Some records
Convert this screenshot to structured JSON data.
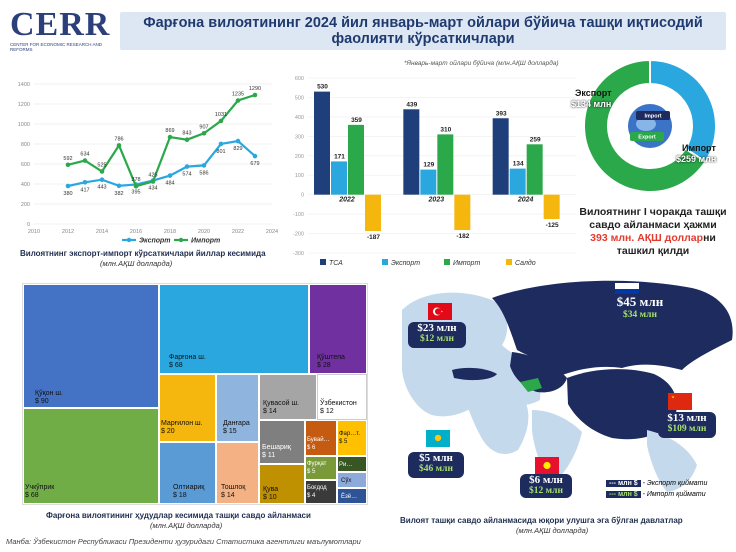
{
  "logo": {
    "name": "CERR",
    "subtitle": "CENTER FOR ECONOMIC RESEARCH AND REFORMS"
  },
  "title": {
    "part1": "Фарғона вилоятининг ",
    "year": "2024",
    "part2": " йил январь-март ойлари бўйича ташқи иқтисодий фаолияти кўрсаткичлари"
  },
  "colors": {
    "export": "#2aa7df",
    "import": "#2aa84a",
    "tsa": "#1f3f7a",
    "saldo": "#f5b70d"
  },
  "line_chart": {
    "caption": "Вилоятнинг экспорт-импорт кўрсаткичлари йиллар кесимида",
    "caption_sub": "(млн.АҚШ долларда)"
  },
  "bar_chart": {
    "note": "*Январь-март ойлари бўйича (млн.АҚШ долларда)"
  },
  "donut": {
    "export_label": "Экспорт",
    "export_value": "$134 млн",
    "import_label": "Импорт",
    "import_value": "$259 млн",
    "globe_import": "Import",
    "globe_export": "Export",
    "text_line1": "Вилоятнинг I чоракда ташқи",
    "text_line2": "савдо айланмаси ҳажми",
    "text_highlight": "393 млн. АҚШ доллар",
    "text_highlight_tail": "ни",
    "text_line4": "ташкил қилди"
  },
  "treemap": {
    "caption": "Фарғона вилоятининг ҳудудлар кесимида ташқи савдо айланмаси",
    "caption_sub": "(млн.АҚШ долларда)",
    "items": [
      {
        "name": "Қўқон ш.",
        "value": "$ 90",
        "color": "#4472c4"
      },
      {
        "name": "Учкўприк",
        "value": "$ 68",
        "color": "#70ad47"
      },
      {
        "name": "Фарғона ш.",
        "value": "$ 68",
        "color": "#2aa7df"
      },
      {
        "name": "Қўштепа",
        "value": "$ 28",
        "color": "#7030a0"
      },
      {
        "name": "Марғилон ш.",
        "value": "$ 20",
        "color": "#f5b70d"
      },
      {
        "name": "Данғара",
        "value": "$ 15",
        "color": "#8fb4de"
      },
      {
        "name": "Қувасой ш.",
        "value": "$ 14",
        "color": "#a5a5a5"
      },
      {
        "name": "Ўзбекистон",
        "value": "$ 12",
        "color": "#ffffff"
      },
      {
        "name": "Олтиариқ",
        "value": "$ 18",
        "color": "#5b9bd5"
      },
      {
        "name": "Тошлоқ",
        "value": "$ 14",
        "color": "#f4b183"
      },
      {
        "name": "Бешариқ",
        "value": "$ 11",
        "color": "#7f7f7f"
      },
      {
        "name": "Бувай…",
        "value": "$ 6",
        "color": "#c55a11"
      },
      {
        "name": "Фар…т.",
        "value": "$ 5",
        "color": "#ffc000"
      },
      {
        "name": "Фурқат",
        "value": "$ 5",
        "color": "#7a9a3a"
      },
      {
        "name": "Ри…",
        "value": "",
        "color": "#375623"
      },
      {
        "name": "Қува",
        "value": "$ 10",
        "color": "#bf9000"
      },
      {
        "name": "Боғдод",
        "value": "$ 4",
        "color": "#3a3a3a"
      },
      {
        "name": "Сўх",
        "value": "",
        "color": "#8eaadb"
      },
      {
        "name": "Ёзё…",
        "value": "",
        "color": "#2f5496"
      }
    ]
  },
  "map": {
    "caption": "Вилоят ташқи савдо айланмасида юқори улушга эга бўлган давлатлар",
    "caption_sub": "(млн.АҚШ долларда)",
    "countries": [
      {
        "country": "Россия",
        "export": "$45 млн",
        "import": "$34 млн"
      },
      {
        "country": "Туркия",
        "export": "$23 млн",
        "import": "$12 млн"
      },
      {
        "country": "Хитой",
        "export": "$13 млн",
        "import": "$109 млн"
      },
      {
        "country": "Қозоғистон",
        "export": "$5 млн",
        "import": "$46 млн"
      },
      {
        "country": "Қирғизистон",
        "export": "$6 млн",
        "import": "$12 млн"
      }
    ],
    "legend": [
      {
        "key": "--- млн $",
        "text": "- Экспорт қиймати"
      },
      {
        "key": "--- млн $",
        "text": "- Импорт қиймати"
      }
    ]
  },
  "footer": "Манба: Ўзбекистон Республикаси Президенти ҳузуридаги Статистика агентлиги маълумотлари",
  "chart_data": [
    {
      "type": "line",
      "title": "Вилоятнинг экспорт-импорт кўрсаткичлари йиллар кесимида",
      "x": [
        2012,
        2013,
        2014,
        2015,
        2016,
        2017,
        2018,
        2019,
        2020,
        2021,
        2022,
        2023
      ],
      "series": [
        {
          "name": "Экспорт",
          "values": [
            380,
            417,
            443,
            382,
            395,
            434,
            484,
            574,
            586,
            801,
            829,
            679
          ]
        },
        {
          "name": "Импорт",
          "values": [
            592,
            634,
            525,
            786,
            378,
            425,
            869,
            843,
            907,
            1031,
            1235,
            1290
          ]
        }
      ],
      "x_ticks": [
        2010,
        2012,
        2014,
        2016,
        2018,
        2020,
        2022,
        2024
      ],
      "y_ticks": [
        0,
        200,
        400,
        600,
        800,
        1000,
        1200,
        1400
      ],
      "xlim": [
        2010,
        2024
      ],
      "ylim": [
        0,
        1400
      ]
    },
    {
      "type": "bar",
      "categories": [
        "2022",
        "2023",
        "2024"
      ],
      "series": [
        {
          "name": "ТСА",
          "values": [
            530,
            439,
            393
          ]
        },
        {
          "name": "Экспорт",
          "values": [
            171,
            129,
            134
          ]
        },
        {
          "name": "Импорт",
          "values": [
            359,
            310,
            259
          ]
        },
        {
          "name": "Салдо",
          "values": [
            -187,
            -182,
            -125
          ]
        }
      ],
      "y_ticks": [
        -300,
        -200,
        -100,
        0,
        100,
        200,
        300,
        400,
        500,
        600
      ],
      "ylim": [
        -300,
        600
      ]
    },
    {
      "type": "pie",
      "labels": [
        "Экспорт",
        "Импорт"
      ],
      "values": [
        134,
        259
      ]
    }
  ]
}
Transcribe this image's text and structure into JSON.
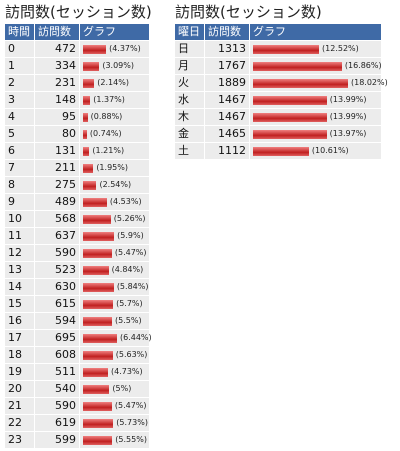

REQUIREMENTS — Pull out all lines from the entries above that include the word "йиллар".

ANSWER IN FULL —
    "caption": "Вилоятнинг экспорт-импорт кўрсаткичлари йиллар кесимида",
      "title": "Вилоятнинг экспорт-импорт кўрсаткичлари йиллар кесимида",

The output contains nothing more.